►
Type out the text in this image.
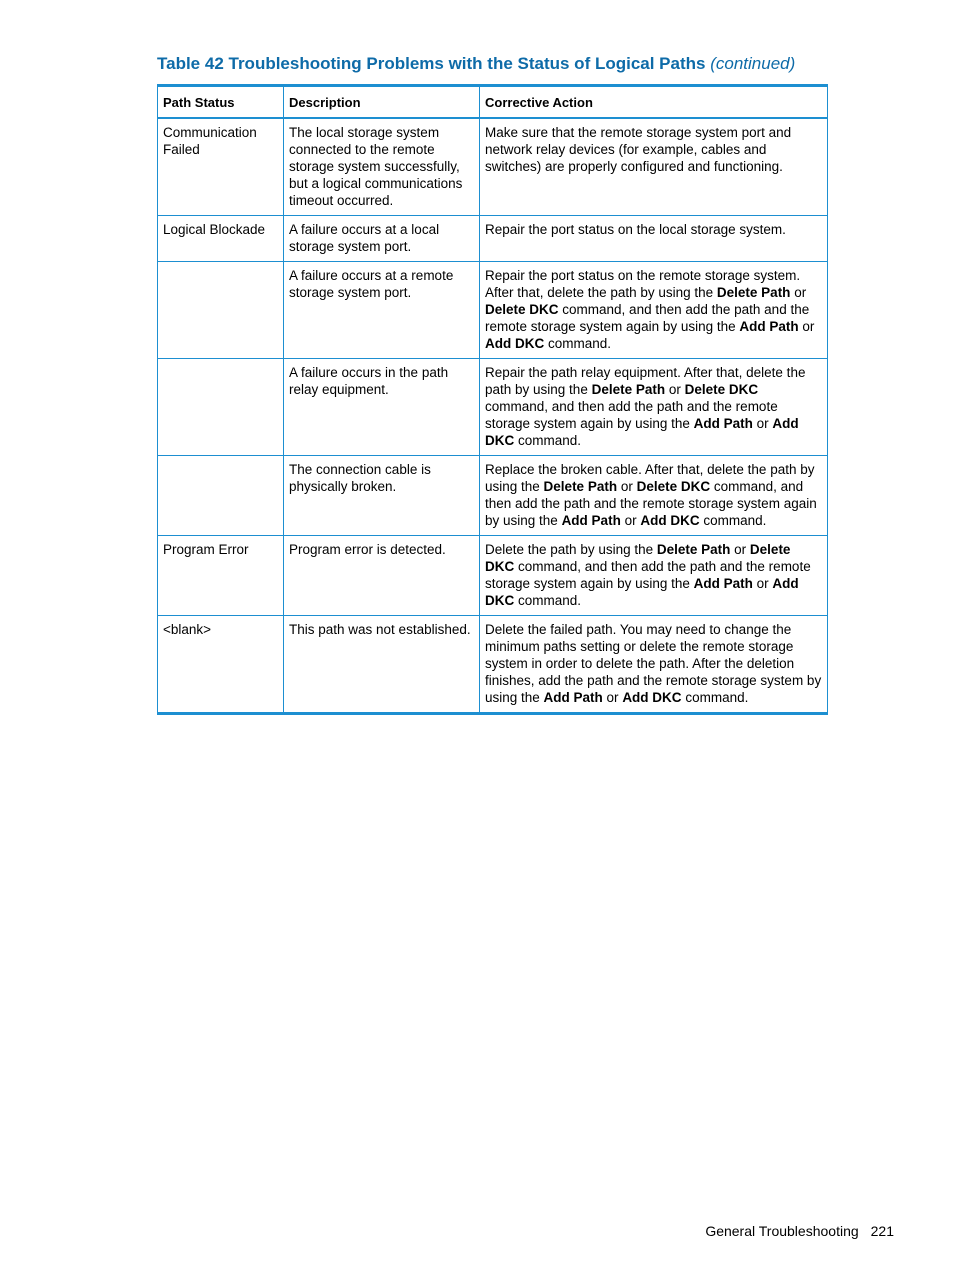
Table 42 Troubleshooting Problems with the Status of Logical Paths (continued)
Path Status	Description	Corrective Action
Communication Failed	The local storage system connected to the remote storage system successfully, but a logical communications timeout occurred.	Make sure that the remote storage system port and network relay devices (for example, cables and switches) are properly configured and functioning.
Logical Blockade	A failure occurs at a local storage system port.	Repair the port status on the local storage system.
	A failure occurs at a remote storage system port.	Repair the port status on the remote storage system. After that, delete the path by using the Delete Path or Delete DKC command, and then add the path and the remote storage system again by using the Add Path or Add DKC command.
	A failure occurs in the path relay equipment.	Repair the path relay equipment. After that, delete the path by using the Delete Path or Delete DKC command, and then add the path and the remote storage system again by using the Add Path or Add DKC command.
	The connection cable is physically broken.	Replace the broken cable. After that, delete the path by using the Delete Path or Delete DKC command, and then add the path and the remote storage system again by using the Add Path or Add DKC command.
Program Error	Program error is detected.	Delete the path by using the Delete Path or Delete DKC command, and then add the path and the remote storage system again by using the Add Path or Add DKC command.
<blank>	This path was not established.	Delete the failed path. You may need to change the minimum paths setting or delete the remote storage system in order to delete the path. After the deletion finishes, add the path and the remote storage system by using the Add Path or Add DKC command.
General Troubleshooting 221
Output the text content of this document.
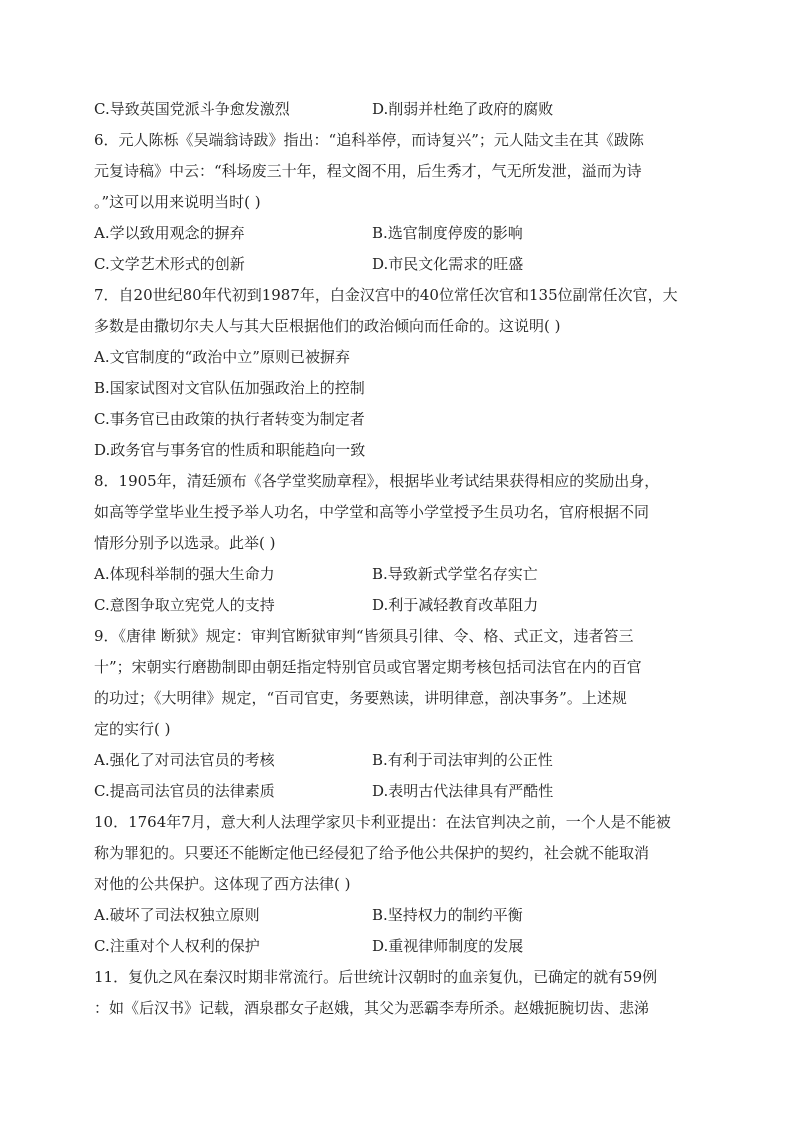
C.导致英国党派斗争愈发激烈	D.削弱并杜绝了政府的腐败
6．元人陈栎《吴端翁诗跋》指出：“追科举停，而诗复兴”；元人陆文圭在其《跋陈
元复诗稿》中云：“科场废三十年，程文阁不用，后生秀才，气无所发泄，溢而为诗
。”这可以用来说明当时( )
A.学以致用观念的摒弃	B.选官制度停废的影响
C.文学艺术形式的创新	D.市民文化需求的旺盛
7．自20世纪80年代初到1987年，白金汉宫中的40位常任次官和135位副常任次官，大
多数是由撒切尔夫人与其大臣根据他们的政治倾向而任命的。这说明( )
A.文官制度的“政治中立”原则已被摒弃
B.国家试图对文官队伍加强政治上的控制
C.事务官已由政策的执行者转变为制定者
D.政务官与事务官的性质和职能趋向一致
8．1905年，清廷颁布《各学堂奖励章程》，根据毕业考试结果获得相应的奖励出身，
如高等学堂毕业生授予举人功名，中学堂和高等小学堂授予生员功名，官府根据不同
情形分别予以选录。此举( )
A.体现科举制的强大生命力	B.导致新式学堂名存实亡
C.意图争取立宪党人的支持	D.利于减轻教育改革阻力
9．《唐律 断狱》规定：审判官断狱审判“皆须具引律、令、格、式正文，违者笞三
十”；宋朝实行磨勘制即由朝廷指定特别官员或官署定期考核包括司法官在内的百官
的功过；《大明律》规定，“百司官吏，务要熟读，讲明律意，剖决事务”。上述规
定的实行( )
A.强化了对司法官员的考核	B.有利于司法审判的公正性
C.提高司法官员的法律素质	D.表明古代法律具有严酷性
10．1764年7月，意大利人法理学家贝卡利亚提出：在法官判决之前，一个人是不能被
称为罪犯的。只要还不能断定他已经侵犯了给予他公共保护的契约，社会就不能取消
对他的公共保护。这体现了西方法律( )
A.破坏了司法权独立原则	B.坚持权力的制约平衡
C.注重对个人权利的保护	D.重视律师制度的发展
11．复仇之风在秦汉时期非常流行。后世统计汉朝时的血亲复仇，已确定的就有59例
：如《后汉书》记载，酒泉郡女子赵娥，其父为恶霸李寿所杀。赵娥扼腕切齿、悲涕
◄
Task to complete: Repeat everything in the records precisely. Images are excluded from the copy.

Completed task:
Type out the text in this image.
Table 42 Troubleshooting Problems with the Status of Logical Paths (continued)
Path Status	Description	Corrective Action
Communication Failed	The local storage system connected to the remote storage system successfully, but a logical communications timeout occurred.	Make sure that the remote storage system port and network relay devices (for example, cables and switches) are properly configured and functioning.
Logical Blockade	A failure occurs at a local storage system port.	Repair the port status on the local storage system.
	A failure occurs at a remote storage system port.	Repair the port status on the remote storage system. After that, delete the path by using the Delete Path or Delete DKC command, and then add the path and the remote storage system again by using the Add Path or Add DKC command.
	A failure occurs in the path relay equipment.	Repair the path relay equipment. After that, delete the path by using the Delete Path or Delete DKC command, and then add the path and the remote storage system again by using the Add Path or Add DKC command.
	The connection cable is physically broken.	Replace the broken cable. After that, delete the path by using the Delete Path or Delete DKC command, and then add the path and the remote storage system again by using the Add Path or Add DKC command.
Program Error	Program error is detected.	Delete the path by using the Delete Path or Delete DKC command, and then add the path and the remote storage system again by using the Add Path or Add DKC command.
<blank>	This path was not established.	Delete the failed path. You may need to change the minimum paths setting or delete the remote storage system in order to delete the path. After the deletion finishes, add the path and the remote storage system by using the Add Path or Add DKC command.
General Troubleshooting 221
Output the text content of this document.
C.导致英国党派斗争愈发激烈	D.削弱并杜绝了政府的腐败
6．元人陈栎《吴端翁诗跋》指出：“追科举停，而诗复兴”；元人陆文圭在其《跋陈
元复诗稿》中云：“科场废三十年，程文阁不用，后生秀才，气无所发泄，溢而为诗
。”这可以用来说明当时( )
A.学以致用观念的摒弃	B.选官制度停废的影响
C.文学艺术形式的创新	D.市民文化需求的旺盛
7．自20世纪80年代初到1987年，白金汉宫中的40位常任次官和135位副常任次官，大
多数是由撒切尔夫人与其大臣根据他们的政治倾向而任命的。这说明( )
A.文官制度的“政治中立”原则已被摒弃
B.国家试图对文官队伍加强政治上的控制
C.事务官已由政策的执行者转变为制定者
D.政务官与事务官的性质和职能趋向一致
8．1905年，清廷颁布《各学堂奖励章程》，根据毕业考试结果获得相应的奖励出身，
如高等学堂毕业生授予举人功名，中学堂和高等小学堂授予生员功名，官府根据不同
情形分别予以选录。此举( )
A.体现科举制的强大生命力	B.导致新式学堂名存实亡
C.意图争取立宪党人的支持	D.利于减轻教育改革阻力
9．《唐律 断狱》规定：审判官断狱审判“皆须具引律、令、格、式正文，违者笞三
十”；宋朝实行磨勘制即由朝廷指定特别官员或官署定期考核包括司法官在内的百官
的功过；《大明律》规定，“百司官吏，务要熟读，讲明律意，剖决事务”。上述规
定的实行( )
A.强化了对司法官员的考核	B.有利于司法审判的公正性
C.提高司法官员的法律素质	D.表明古代法律具有严酷性
10．1764年7月，意大利人法理学家贝卡利亚提出：在法官判决之前，一个人是不能被
称为罪犯的。只要还不能断定他已经侵犯了给予他公共保护的契约，社会就不能取消
对他的公共保护。这体现了西方法律( )
A.破坏了司法权独立原则	B.坚持权力的制约平衡
C.注重对个人权利的保护	D.重视律师制度的发展
11．复仇之风在秦汉时期非常流行。后世统计汉朝时的血亲复仇，已确定的就有59例
：如《后汉书》记载，酒泉郡女子赵娥，其父为恶霸李寿所杀。赵娥扼腕切齿、悲涕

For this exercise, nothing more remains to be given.